- YOUR GOAL
Write out the material exactly, without any of its pictures.

- DATA SHOWN
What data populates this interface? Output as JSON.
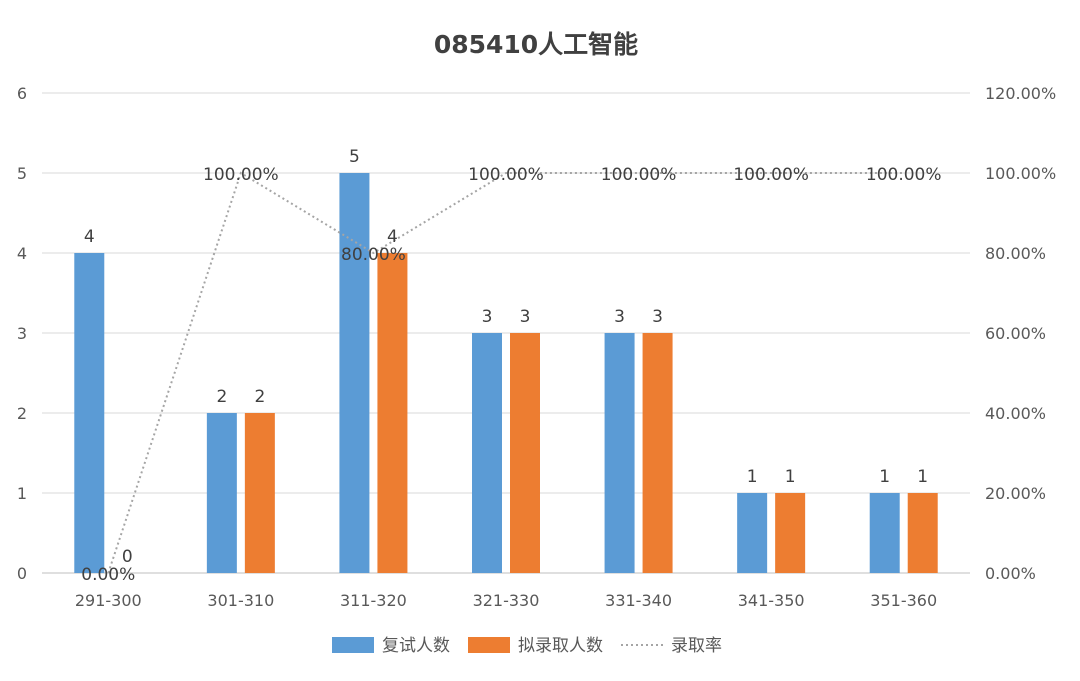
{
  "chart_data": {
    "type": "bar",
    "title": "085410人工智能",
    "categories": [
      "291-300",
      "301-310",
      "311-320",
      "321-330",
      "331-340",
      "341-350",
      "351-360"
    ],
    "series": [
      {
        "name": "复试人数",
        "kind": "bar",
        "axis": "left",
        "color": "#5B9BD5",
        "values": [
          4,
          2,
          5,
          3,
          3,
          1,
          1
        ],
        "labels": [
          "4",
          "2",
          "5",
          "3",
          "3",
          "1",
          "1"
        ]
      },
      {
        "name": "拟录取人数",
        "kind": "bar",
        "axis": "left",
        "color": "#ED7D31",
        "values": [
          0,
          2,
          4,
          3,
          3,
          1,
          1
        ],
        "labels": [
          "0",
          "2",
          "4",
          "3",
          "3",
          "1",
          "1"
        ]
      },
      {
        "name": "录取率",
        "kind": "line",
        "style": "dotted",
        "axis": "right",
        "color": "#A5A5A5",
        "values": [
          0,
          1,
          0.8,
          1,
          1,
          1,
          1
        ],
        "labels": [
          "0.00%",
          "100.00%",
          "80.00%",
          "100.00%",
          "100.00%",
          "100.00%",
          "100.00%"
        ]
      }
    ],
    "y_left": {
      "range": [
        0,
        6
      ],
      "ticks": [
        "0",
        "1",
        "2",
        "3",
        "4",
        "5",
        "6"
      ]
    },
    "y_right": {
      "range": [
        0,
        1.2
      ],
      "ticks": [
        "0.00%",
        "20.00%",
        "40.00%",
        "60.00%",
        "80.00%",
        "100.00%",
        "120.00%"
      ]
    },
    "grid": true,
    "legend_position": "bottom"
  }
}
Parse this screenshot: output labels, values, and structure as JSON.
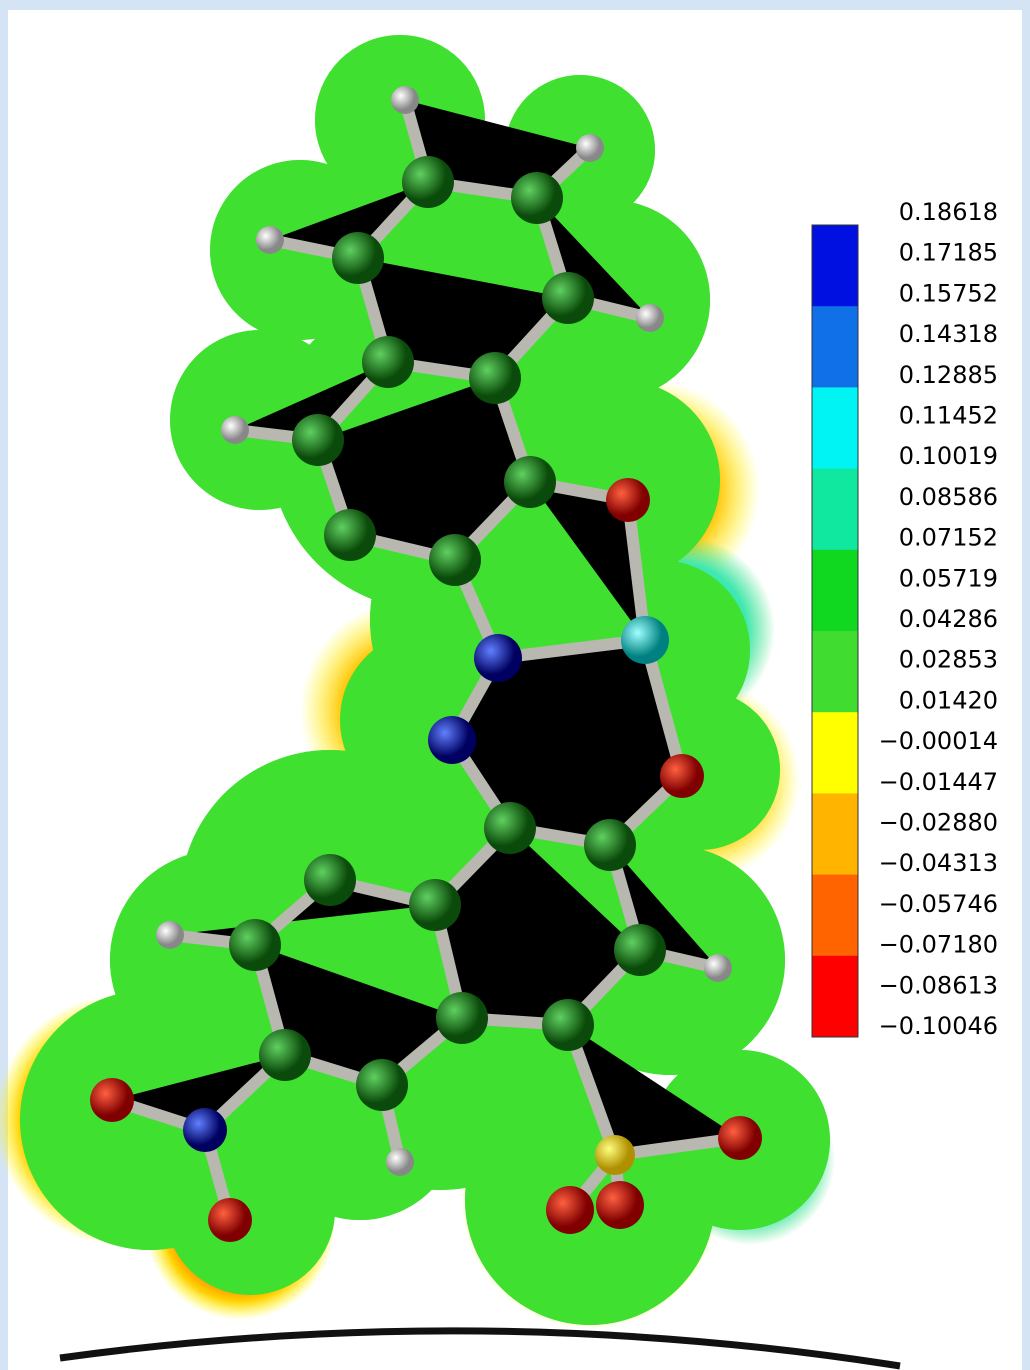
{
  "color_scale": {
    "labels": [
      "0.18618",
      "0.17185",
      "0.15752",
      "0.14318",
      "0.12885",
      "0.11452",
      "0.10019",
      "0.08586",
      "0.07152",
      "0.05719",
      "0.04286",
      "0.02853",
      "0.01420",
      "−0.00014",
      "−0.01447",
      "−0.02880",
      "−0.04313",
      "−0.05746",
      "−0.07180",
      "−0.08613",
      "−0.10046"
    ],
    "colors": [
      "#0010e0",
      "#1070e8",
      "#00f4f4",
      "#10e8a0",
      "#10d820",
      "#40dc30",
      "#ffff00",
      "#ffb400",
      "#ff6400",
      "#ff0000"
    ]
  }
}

- RESPONSE
What data populates this interface? Output as JSON.
{
  "chart_data": {
    "type": "bar",
    "title": "085410人工智能",
    "categories": [
      "291-300",
      "301-310",
      "311-320",
      "321-330",
      "331-340",
      "341-350",
      "351-360"
    ],
    "series": [
      {
        "name": "复试人数",
        "kind": "bar",
        "axis": "left",
        "color": "#5B9BD5",
        "values": [
          4,
          2,
          5,
          3,
          3,
          1,
          1
        ],
        "labels": [
          "4",
          "2",
          "5",
          "3",
          "3",
          "1",
          "1"
        ]
      },
      {
        "name": "拟录取人数",
        "kind": "bar",
        "axis": "left",
        "color": "#ED7D31",
        "values": [
          0,
          2,
          4,
          3,
          3,
          1,
          1
        ],
        "labels": [
          "0",
          "2",
          "4",
          "3",
          "3",
          "1",
          "1"
        ]
      },
      {
        "name": "录取率",
        "kind": "line",
        "style": "dotted",
        "axis": "right",
        "color": "#A5A5A5",
        "values": [
          0,
          1,
          0.8,
          1,
          1,
          1,
          1
        ],
        "labels": [
          "0.00%",
          "100.00%",
          "80.00%",
          "100.00%",
          "100.00%",
          "100.00%",
          "100.00%"
        ]
      }
    ],
    "y_left": {
      "range": [
        0,
        6
      ],
      "ticks": [
        "0",
        "1",
        "2",
        "3",
        "4",
        "5",
        "6"
      ]
    },
    "y_right": {
      "range": [
        0,
        1.2
      ],
      "ticks": [
        "0.00%",
        "20.00%",
        "40.00%",
        "60.00%",
        "80.00%",
        "100.00%",
        "120.00%"
      ]
    },
    "grid": true,
    "legend_position": "bottom"
  }
}
Parse this screenshot: output labels, values, and structure as JSON.
{
  "color_scale": {
    "labels": [
      "0.18618",
      "0.17185",
      "0.15752",
      "0.14318",
      "0.12885",
      "0.11452",
      "0.10019",
      "0.08586",
      "0.07152",
      "0.05719",
      "0.04286",
      "0.02853",
      "0.01420",
      "−0.00014",
      "−0.01447",
      "−0.02880",
      "−0.04313",
      "−0.05746",
      "−0.07180",
      "−0.08613",
      "−0.10046"
    ],
    "colors": [
      "#0010e0",
      "#1070e8",
      "#00f4f4",
      "#10e8a0",
      "#10d820",
      "#40dc30",
      "#ffff00",
      "#ffb400",
      "#ff6400",
      "#ff0000"
    ]
  }
}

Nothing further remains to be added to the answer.